• Written problem:
Every record must appear in your copy exactly as written, with no pictures.

• Provided data:
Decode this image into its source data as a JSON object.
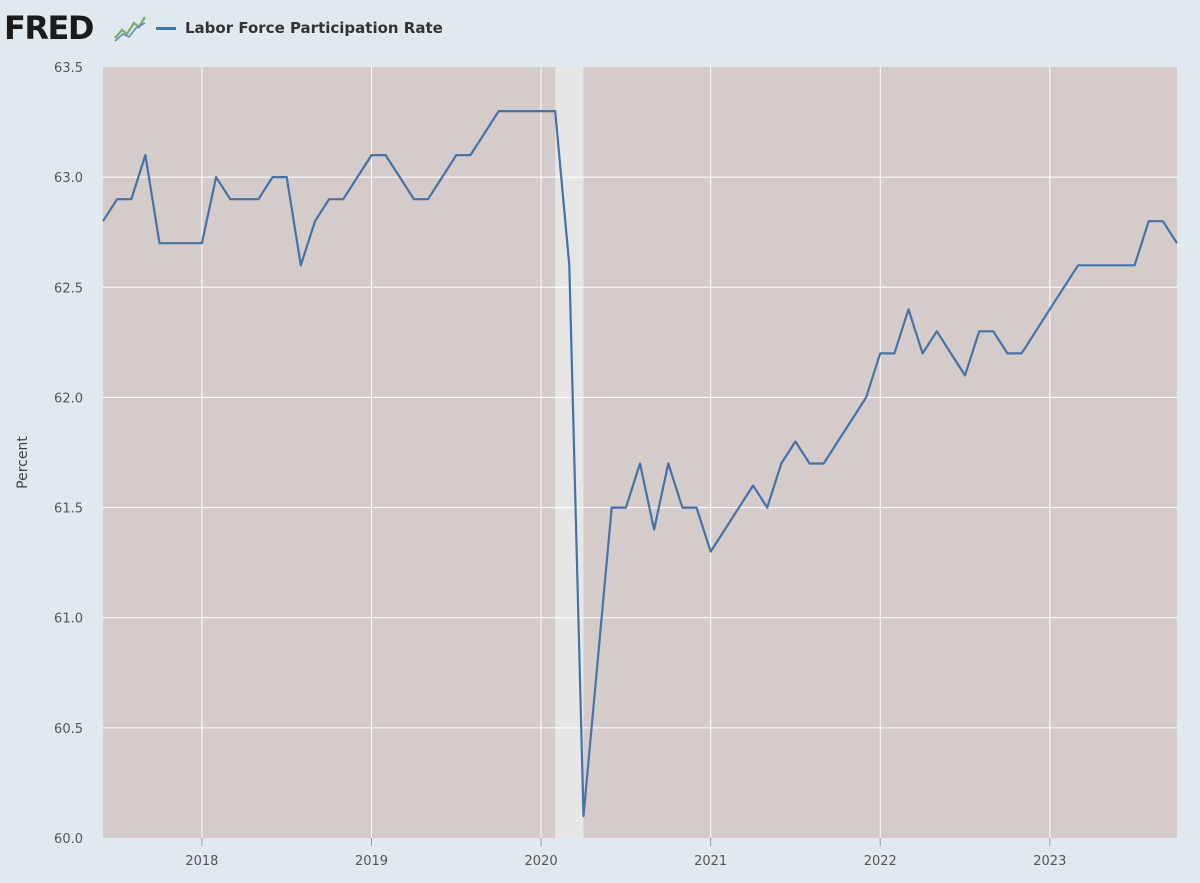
{
  "header": {
    "logo": "FRED",
    "logo_icon": "line-chart-icon"
  },
  "colors": {
    "background": "#e1e9f0",
    "plot_background": "#d5cbcb",
    "recession_band": "#e6e6e6",
    "series_line": "#4572a7",
    "gridline": "#ffffff"
  },
  "chart_data": {
    "type": "line",
    "title": "",
    "xlabel": "",
    "ylabel": "Percent",
    "ylim": [
      60.0,
      63.5
    ],
    "xlim": [
      "2017-06",
      "2023-10"
    ],
    "y_ticks": [
      "60.0",
      "60.5",
      "61.0",
      "61.5",
      "62.0",
      "62.5",
      "63.0",
      "63.5"
    ],
    "x_ticks": [
      "2018",
      "2019",
      "2020",
      "2021",
      "2022",
      "2023"
    ],
    "grid": true,
    "legend_position": "top-left",
    "recessions": [
      [
        "2020-02",
        "2020-04"
      ]
    ],
    "series": [
      {
        "name": "Labor Force Participation Rate",
        "color": "#4572a7",
        "points": [
          [
            "2017-06",
            62.8
          ],
          [
            "2017-07",
            62.9
          ],
          [
            "2017-08",
            62.9
          ],
          [
            "2017-09",
            63.1
          ],
          [
            "2017-10",
            62.7
          ],
          [
            "2017-11",
            62.7
          ],
          [
            "2017-12",
            62.7
          ],
          [
            "2018-01",
            62.7
          ],
          [
            "2018-02",
            63.0
          ],
          [
            "2018-03",
            62.9
          ],
          [
            "2018-04",
            62.9
          ],
          [
            "2018-05",
            62.9
          ],
          [
            "2018-06",
            63.0
          ],
          [
            "2018-07",
            63.0
          ],
          [
            "2018-08",
            62.6
          ],
          [
            "2018-09",
            62.8
          ],
          [
            "2018-10",
            62.9
          ],
          [
            "2018-11",
            62.9
          ],
          [
            "2018-12",
            63.0
          ],
          [
            "2019-01",
            63.1
          ],
          [
            "2019-02",
            63.1
          ],
          [
            "2019-03",
            63.0
          ],
          [
            "2019-04",
            62.9
          ],
          [
            "2019-05",
            62.9
          ],
          [
            "2019-06",
            63.0
          ],
          [
            "2019-07",
            63.1
          ],
          [
            "2019-08",
            63.1
          ],
          [
            "2019-09",
            63.2
          ],
          [
            "2019-10",
            63.3
          ],
          [
            "2019-11",
            63.3
          ],
          [
            "2019-12",
            63.3
          ],
          [
            "2020-01",
            63.3
          ],
          [
            "2020-02",
            63.3
          ],
          [
            "2020-03",
            62.6
          ],
          [
            "2020-04",
            60.1
          ],
          [
            "2020-05",
            60.8
          ],
          [
            "2020-06",
            61.5
          ],
          [
            "2020-07",
            61.5
          ],
          [
            "2020-08",
            61.7
          ],
          [
            "2020-09",
            61.4
          ],
          [
            "2020-10",
            61.7
          ],
          [
            "2020-11",
            61.5
          ],
          [
            "2020-12",
            61.5
          ],
          [
            "2021-01",
            61.3
          ],
          [
            "2021-02",
            61.4
          ],
          [
            "2021-03",
            61.5
          ],
          [
            "2021-04",
            61.6
          ],
          [
            "2021-05",
            61.5
          ],
          [
            "2021-06",
            61.7
          ],
          [
            "2021-07",
            61.8
          ],
          [
            "2021-08",
            61.7
          ],
          [
            "2021-09",
            61.7
          ],
          [
            "2021-10",
            61.8
          ],
          [
            "2021-11",
            61.9
          ],
          [
            "2021-12",
            62.0
          ],
          [
            "2022-01",
            62.2
          ],
          [
            "2022-02",
            62.2
          ],
          [
            "2022-03",
            62.4
          ],
          [
            "2022-04",
            62.2
          ],
          [
            "2022-05",
            62.3
          ],
          [
            "2022-06",
            62.2
          ],
          [
            "2022-07",
            62.1
          ],
          [
            "2022-08",
            62.3
          ],
          [
            "2022-09",
            62.3
          ],
          [
            "2022-10",
            62.2
          ],
          [
            "2022-11",
            62.2
          ],
          [
            "2022-12",
            62.3
          ],
          [
            "2023-01",
            62.4
          ],
          [
            "2023-02",
            62.5
          ],
          [
            "2023-03",
            62.6
          ],
          [
            "2023-04",
            62.6
          ],
          [
            "2023-05",
            62.6
          ],
          [
            "2023-06",
            62.6
          ],
          [
            "2023-07",
            62.6
          ],
          [
            "2023-08",
            62.8
          ],
          [
            "2023-09",
            62.8
          ],
          [
            "2023-10",
            62.7
          ]
        ]
      }
    ]
  }
}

• Final answer:
Decode this image into its source data as a JSON object.
{
  "header": {
    "logo": "FRED",
    "logo_icon": "line-chart-icon"
  },
  "colors": {
    "background": "#e1e9f0",
    "plot_background": "#d5cbcb",
    "recession_band": "#e6e6e6",
    "series_line": "#4572a7",
    "gridline": "#ffffff"
  },
  "chart_data": {
    "type": "line",
    "title": "",
    "xlabel": "",
    "ylabel": "Percent",
    "ylim": [
      60.0,
      63.5
    ],
    "xlim": [
      "2017-06",
      "2023-10"
    ],
    "y_ticks": [
      "60.0",
      "60.5",
      "61.0",
      "61.5",
      "62.0",
      "62.5",
      "63.0",
      "63.5"
    ],
    "x_ticks": [
      "2018",
      "2019",
      "2020",
      "2021",
      "2022",
      "2023"
    ],
    "grid": true,
    "legend_position": "top-left",
    "recessions": [
      [
        "2020-02",
        "2020-04"
      ]
    ],
    "series": [
      {
        "name": "Labor Force Participation Rate",
        "color": "#4572a7",
        "points": [
          [
            "2017-06",
            62.8
          ],
          [
            "2017-07",
            62.9
          ],
          [
            "2017-08",
            62.9
          ],
          [
            "2017-09",
            63.1
          ],
          [
            "2017-10",
            62.7
          ],
          [
            "2017-11",
            62.7
          ],
          [
            "2017-12",
            62.7
          ],
          [
            "2018-01",
            62.7
          ],
          [
            "2018-02",
            63.0
          ],
          [
            "2018-03",
            62.9
          ],
          [
            "2018-04",
            62.9
          ],
          [
            "2018-05",
            62.9
          ],
          [
            "2018-06",
            63.0
          ],
          [
            "2018-07",
            63.0
          ],
          [
            "2018-08",
            62.6
          ],
          [
            "2018-09",
            62.8
          ],
          [
            "2018-10",
            62.9
          ],
          [
            "2018-11",
            62.9
          ],
          [
            "2018-12",
            63.0
          ],
          [
            "2019-01",
            63.1
          ],
          [
            "2019-02",
            63.1
          ],
          [
            "2019-03",
            63.0
          ],
          [
            "2019-04",
            62.9
          ],
          [
            "2019-05",
            62.9
          ],
          [
            "2019-06",
            63.0
          ],
          [
            "2019-07",
            63.1
          ],
          [
            "2019-08",
            63.1
          ],
          [
            "2019-09",
            63.2
          ],
          [
            "2019-10",
            63.3
          ],
          [
            "2019-11",
            63.3
          ],
          [
            "2019-12",
            63.3
          ],
          [
            "2020-01",
            63.3
          ],
          [
            "2020-02",
            63.3
          ],
          [
            "2020-03",
            62.6
          ],
          [
            "2020-04",
            60.1
          ],
          [
            "2020-05",
            60.8
          ],
          [
            "2020-06",
            61.5
          ],
          [
            "2020-07",
            61.5
          ],
          [
            "2020-08",
            61.7
          ],
          [
            "2020-09",
            61.4
          ],
          [
            "2020-10",
            61.7
          ],
          [
            "2020-11",
            61.5
          ],
          [
            "2020-12",
            61.5
          ],
          [
            "2021-01",
            61.3
          ],
          [
            "2021-02",
            61.4
          ],
          [
            "2021-03",
            61.5
          ],
          [
            "2021-04",
            61.6
          ],
          [
            "2021-05",
            61.5
          ],
          [
            "2021-06",
            61.7
          ],
          [
            "2021-07",
            61.8
          ],
          [
            "2021-08",
            61.7
          ],
          [
            "2021-09",
            61.7
          ],
          [
            "2021-10",
            61.8
          ],
          [
            "2021-11",
            61.9
          ],
          [
            "2021-12",
            62.0
          ],
          [
            "2022-01",
            62.2
          ],
          [
            "2022-02",
            62.2
          ],
          [
            "2022-03",
            62.4
          ],
          [
            "2022-04",
            62.2
          ],
          [
            "2022-05",
            62.3
          ],
          [
            "2022-06",
            62.2
          ],
          [
            "2022-07",
            62.1
          ],
          [
            "2022-08",
            62.3
          ],
          [
            "2022-09",
            62.3
          ],
          [
            "2022-10",
            62.2
          ],
          [
            "2022-11",
            62.2
          ],
          [
            "2022-12",
            62.3
          ],
          [
            "2023-01",
            62.4
          ],
          [
            "2023-02",
            62.5
          ],
          [
            "2023-03",
            62.6
          ],
          [
            "2023-04",
            62.6
          ],
          [
            "2023-05",
            62.6
          ],
          [
            "2023-06",
            62.6
          ],
          [
            "2023-07",
            62.6
          ],
          [
            "2023-08",
            62.8
          ],
          [
            "2023-09",
            62.8
          ],
          [
            "2023-10",
            62.7
          ]
        ]
      }
    ]
  }
}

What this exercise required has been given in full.